**GOAL**
All of the listing below must be repeated word for word. Pictures are the only thing to omit.

(Collected data entries)
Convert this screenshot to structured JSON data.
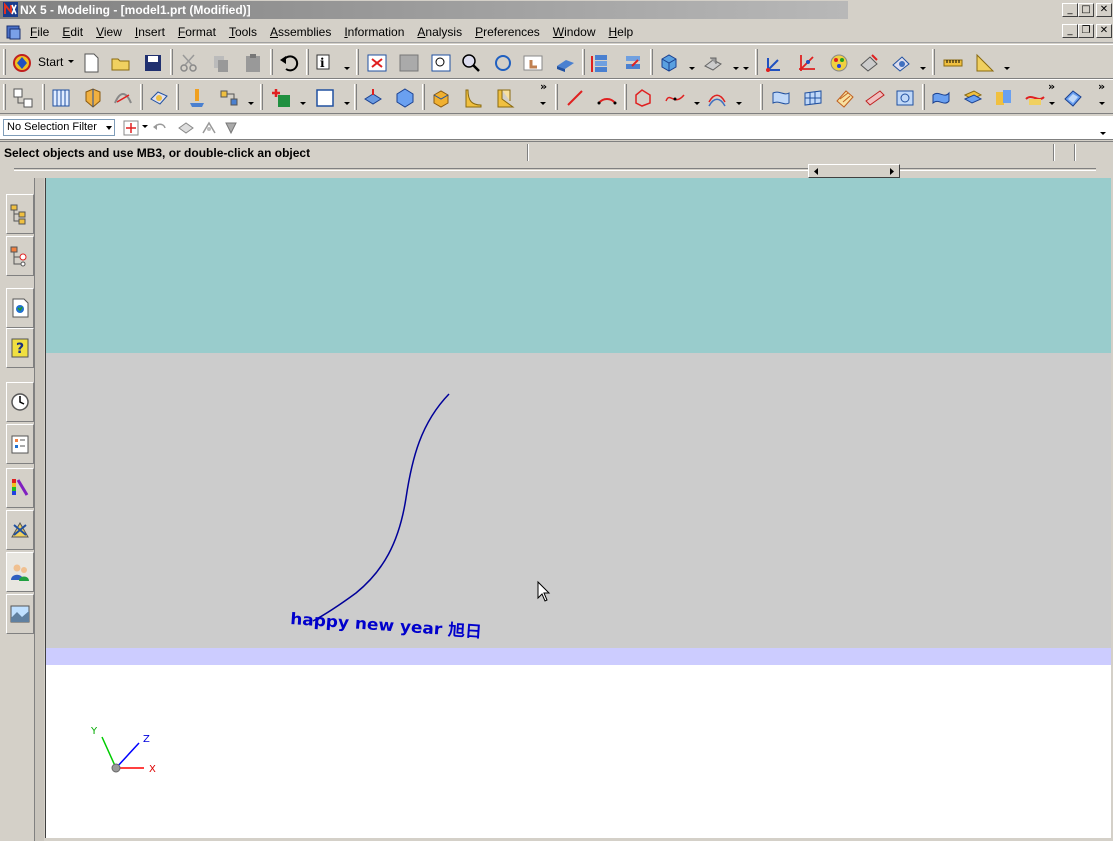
{
  "window": {
    "title": "NX 5 - Modeling - [model1.prt (Modified)]"
  },
  "menu": [
    "File",
    "Edit",
    "View",
    "Insert",
    "Format",
    "Tools",
    "Assemblies",
    "Information",
    "Analysis",
    "Preferences",
    "Window",
    "Help"
  ],
  "toolbar": {
    "start_label": "Start"
  },
  "selection_filter": {
    "value": "No Selection Filter"
  },
  "cue_line": {
    "text": "Select objects and use MB3, or double-click an object"
  },
  "graphics": {
    "annotation_text": "happy new year 旭日",
    "colors": {
      "upper_band": "#99cccc",
      "middle_band": "#cccccc",
      "stripe": "#ccccff",
      "lower_band": "#ffffff",
      "curve": "#000099",
      "text": "#0000cc"
    },
    "triad": {
      "x_label": "X",
      "y_label": "Y",
      "z_label": "Z"
    }
  },
  "resource_bar": [
    "assembly-navigator",
    "part-navigator",
    "web-browser",
    "help",
    "history",
    "reuse-library",
    "palette",
    "roles-tool",
    "roles",
    "system-visualization"
  ]
}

**SOLVED PROBLEM**
Convert this screenshot to structured JSON data.
{
  "window": {
    "title": "NX 5 - Modeling - [model1.prt (Modified)]"
  },
  "menu": [
    "File",
    "Edit",
    "View",
    "Insert",
    "Format",
    "Tools",
    "Assemblies",
    "Information",
    "Analysis",
    "Preferences",
    "Window",
    "Help"
  ],
  "toolbar": {
    "start_label": "Start"
  },
  "selection_filter": {
    "value": "No Selection Filter"
  },
  "cue_line": {
    "text": "Select objects and use MB3, or double-click an object"
  },
  "graphics": {
    "annotation_text": "happy new year 旭日",
    "colors": {
      "upper_band": "#99cccc",
      "middle_band": "#cccccc",
      "stripe": "#ccccff",
      "lower_band": "#ffffff",
      "curve": "#000099",
      "text": "#0000cc"
    },
    "triad": {
      "x_label": "X",
      "y_label": "Y",
      "z_label": "Z"
    }
  },
  "resource_bar": [
    "assembly-navigator",
    "part-navigator",
    "web-browser",
    "help",
    "history",
    "reuse-library",
    "palette",
    "roles-tool",
    "roles",
    "system-visualization"
  ]
}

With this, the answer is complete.